───── SUPPLIED MATERIAL
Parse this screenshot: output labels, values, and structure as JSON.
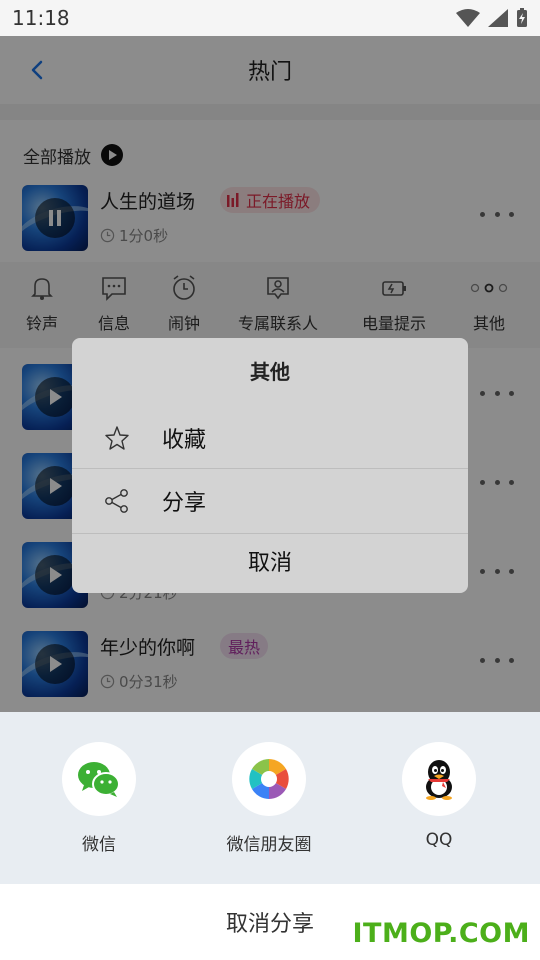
{
  "status_bar": {
    "time": "11:18"
  },
  "header": {
    "title": "热门"
  },
  "play_all": {
    "label": "全部播放"
  },
  "songs": [
    {
      "title": "人生的道场",
      "duration": "1分0秒",
      "badge": "正在播放",
      "state": "playing"
    },
    {
      "title": "",
      "duration": "",
      "badge": "",
      "state": "paused"
    },
    {
      "title": "",
      "duration": "",
      "badge": "",
      "state": "paused"
    },
    {
      "title": "",
      "duration": "2分21秒",
      "badge": "",
      "state": "paused"
    },
    {
      "title": "年少的你啊",
      "duration": "0分31秒",
      "badge": "最热",
      "state": "paused"
    }
  ],
  "actions": [
    {
      "label": "铃声",
      "icon": "bell-icon"
    },
    {
      "label": "信息",
      "icon": "message-icon"
    },
    {
      "label": "闹钟",
      "icon": "alarm-icon"
    },
    {
      "label": "专属联系人",
      "icon": "contact-icon"
    },
    {
      "label": "电量提示",
      "icon": "battery-icon"
    },
    {
      "label": "其他",
      "icon": "more-icon"
    }
  ],
  "dialog": {
    "title": "其他",
    "options": [
      {
        "label": "收藏",
        "icon": "star-icon"
      },
      {
        "label": "分享",
        "icon": "share-icon"
      }
    ],
    "cancel": "取消"
  },
  "share_sheet": {
    "targets": [
      {
        "label": "微信",
        "icon": "wechat-icon",
        "color": "#3cb034"
      },
      {
        "label": "微信朋友圈",
        "icon": "moments-icon",
        "color": "#f5a623"
      },
      {
        "label": "QQ",
        "icon": "qq-icon",
        "color": "#000000"
      }
    ],
    "cancel": "取消分享"
  },
  "watermark": "ITMOP.COM",
  "colors": {
    "accent": "#1a73e8",
    "playing_badge": "#e0304a",
    "hot_badge": "#b03aa8",
    "watermark": "#4caf1a"
  }
}
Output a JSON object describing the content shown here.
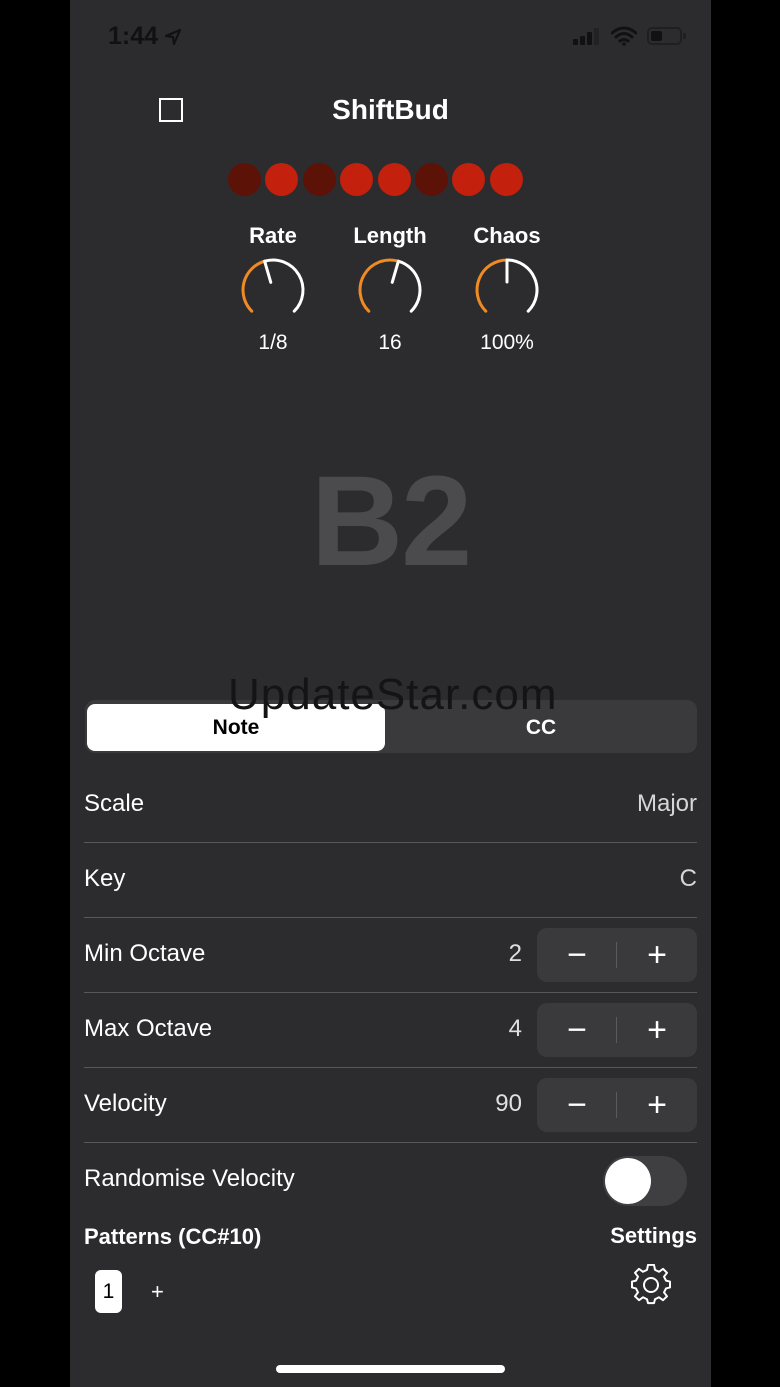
{
  "status_bar": {
    "time": "1:44"
  },
  "header": {
    "title": "ShiftBud"
  },
  "steps": [
    {
      "active": false,
      "color": "#5c1207"
    },
    {
      "active": true,
      "color": "#c4200e"
    },
    {
      "active": false,
      "color": "#5c1207"
    },
    {
      "active": true,
      "color": "#c4200e"
    },
    {
      "active": true,
      "color": "#c4200e"
    },
    {
      "active": false,
      "color": "#5c1207"
    },
    {
      "active": true,
      "color": "#c4200e"
    },
    {
      "active": true,
      "color": "#c4200e"
    }
  ],
  "knobs": {
    "rate": {
      "label": "Rate",
      "value": "1/8",
      "level": 0.44
    },
    "length": {
      "label": "Length",
      "value": "16",
      "level": 0.56
    },
    "chaos": {
      "label": "Chaos",
      "value": "100%",
      "level": 0.5
    }
  },
  "current_note": "B2",
  "watermark": "UpdateStar.com",
  "segmented": {
    "note": "Note",
    "cc": "CC",
    "selected": "note"
  },
  "settings": {
    "scale": {
      "label": "Scale",
      "value": "Major"
    },
    "key": {
      "label": "Key",
      "value": "C"
    },
    "min_octave": {
      "label": "Min Octave",
      "value": "2"
    },
    "max_octave": {
      "label": "Max Octave",
      "value": "4"
    },
    "velocity": {
      "label": "Velocity",
      "value": "90"
    },
    "randomise_velocity": {
      "label": "Randomise Velocity",
      "on": false
    }
  },
  "stepper": {
    "minus": "−",
    "plus": "+"
  },
  "bottom": {
    "patterns_title": "Patterns (CC#10)",
    "settings_title": "Settings",
    "pattern": "1",
    "add": "+"
  },
  "colors": {
    "accent": "#f08a24",
    "background": "#2c2c2e",
    "step_on": "#c4200e",
    "step_off": "#5c1207"
  }
}
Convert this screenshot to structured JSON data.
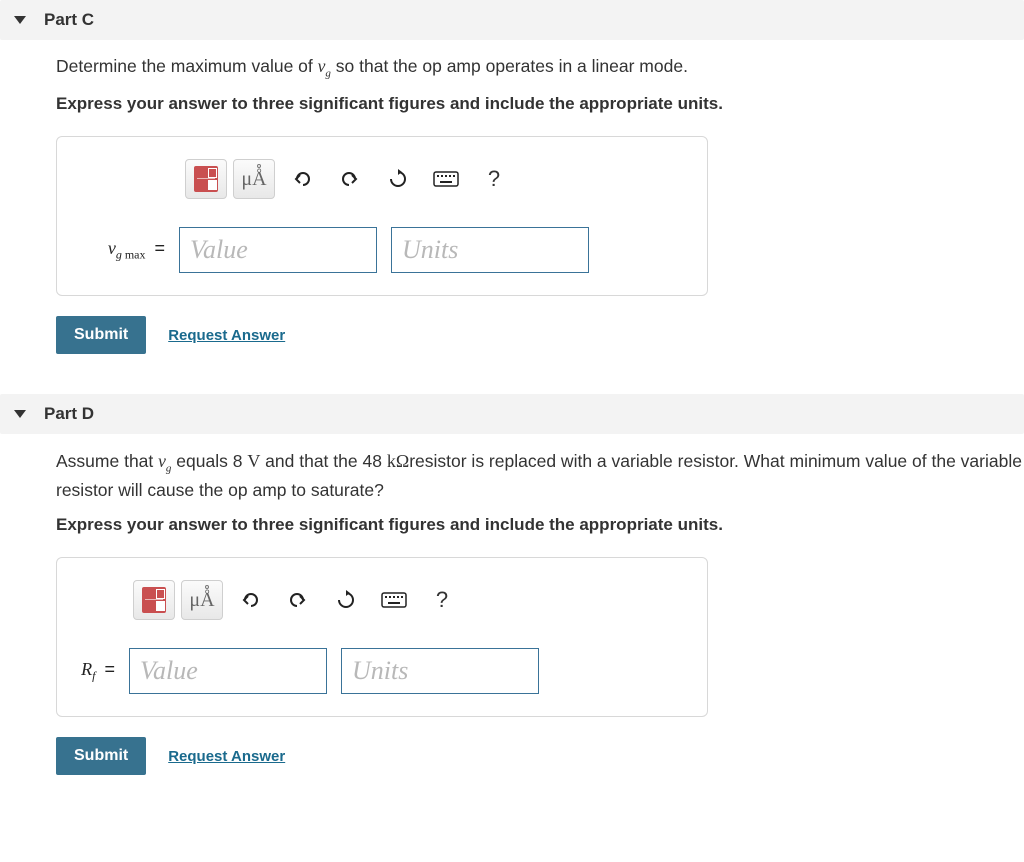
──────────
● **DIRECTIONS**: Transcribe each line above verbatim, with the pictures left out.

● **RESPONSE**:
Parse this screenshot: output labels, values, and structure as JSON.
{
  "status_bar": {
    "time": "11:18"
  },
  "header": {
    "title": "热门"
  },
  "play_all": {
    "label": "全部播放"
  },
  "songs": [
    {
      "title": "人生的道场",
      "duration": "1分0秒",
      "badge": "正在播放",
      "state": "playing"
    },
    {
      "title": "",
      "duration": "",
      "badge": "",
      "state": "paused"
    },
    {
      "title": "",
      "duration": "",
      "badge": "",
      "state": "paused"
    },
    {
      "title": "",
      "duration": "2分21秒",
      "badge": "",
      "state": "paused"
    },
    {
      "title": "年少的你啊",
      "duration": "0分31秒",
      "badge": "最热",
      "state": "paused"
    }
  ],
  "actions": [
    {
      "label": "铃声",
      "icon": "bell-icon"
    },
    {
      "label": "信息",
      "icon": "message-icon"
    },
    {
      "label": "闹钟",
      "icon": "alarm-icon"
    },
    {
      "label": "专属联系人",
      "icon": "contact-icon"
    },
    {
      "label": "电量提示",
      "icon": "battery-icon"
    },
    {
      "label": "其他",
      "icon": "more-icon"
    }
  ],
  "dialog": {
    "title": "其他",
    "options": [
      {
        "label": "收藏",
        "icon": "star-icon"
      },
      {
        "label": "分享",
        "icon": "share-icon"
      }
    ],
    "cancel": "取消"
  },
  "share_sheet": {
    "targets": [
      {
        "label": "微信",
        "icon": "wechat-icon",
        "color": "#3cb034"
      },
      {
        "label": "微信朋友圈",
        "icon": "moments-icon",
        "color": "#f5a623"
      },
      {
        "label": "QQ",
        "icon": "qq-icon",
        "color": "#000000"
      }
    ],
    "cancel": "取消分享"
  },
  "watermark": "ITMOP.COM",
  "colors": {
    "accent": "#1a73e8",
    "playing_badge": "#e0304a",
    "hot_badge": "#b03aa8",
    "watermark": "#4caf1a"
  }
}
Output a JSON object describing the content shown here.
{
  "status_bar": {
    "time": "1:44"
  },
  "header": {
    "title": "ShiftBud"
  },
  "steps": [
    {
      "active": false,
      "color": "#5c1207"
    },
    {
      "active": true,
      "color": "#c4200e"
    },
    {
      "active": false,
      "color": "#5c1207"
    },
    {
      "active": true,
      "color": "#c4200e"
    },
    {
      "active": true,
      "color": "#c4200e"
    },
    {
      "active": false,
      "color": "#5c1207"
    },
    {
      "active": true,
      "color": "#c4200e"
    },
    {
      "active": true,
      "color": "#c4200e"
    }
  ],
  "knobs": {
    "rate": {
      "label": "Rate",
      "value": "1/8",
      "level": 0.44
    },
    "length": {
      "label": "Length",
      "value": "16",
      "level": 0.56
    },
    "chaos": {
      "label": "Chaos",
      "value": "100%",
      "level": 0.5
    }
  },
  "current_note": "B2",
  "watermark": "UpdateStar.com",
  "segmented": {
    "note": "Note",
    "cc": "CC",
    "selected": "note"
  },
  "settings": {
    "scale": {
      "label": "Scale",
      "value": "Major"
    },
    "key": {
      "label": "Key",
      "value": "C"
    },
    "min_octave": {
      "label": "Min Octave",
      "value": "2"
    },
    "max_octave": {
      "label": "Max Octave",
      "value": "4"
    },
    "velocity": {
      "label": "Velocity",
      "value": "90"
    },
    "randomise_velocity": {
      "label": "Randomise Velocity",
      "on": false
    }
  },
  "stepper": {
    "minus": "−",
    "plus": "+"
  },
  "bottom": {
    "patterns_title": "Patterns (CC#10)",
    "settings_title": "Settings",
    "pattern": "1",
    "add": "+"
  },
  "colors": {
    "accent": "#f08a24",
    "background": "#2c2c2e",
    "step_on": "#c4200e",
    "step_off": "#5c1207"
  }
}
Convert this screenshot to structured JSON data.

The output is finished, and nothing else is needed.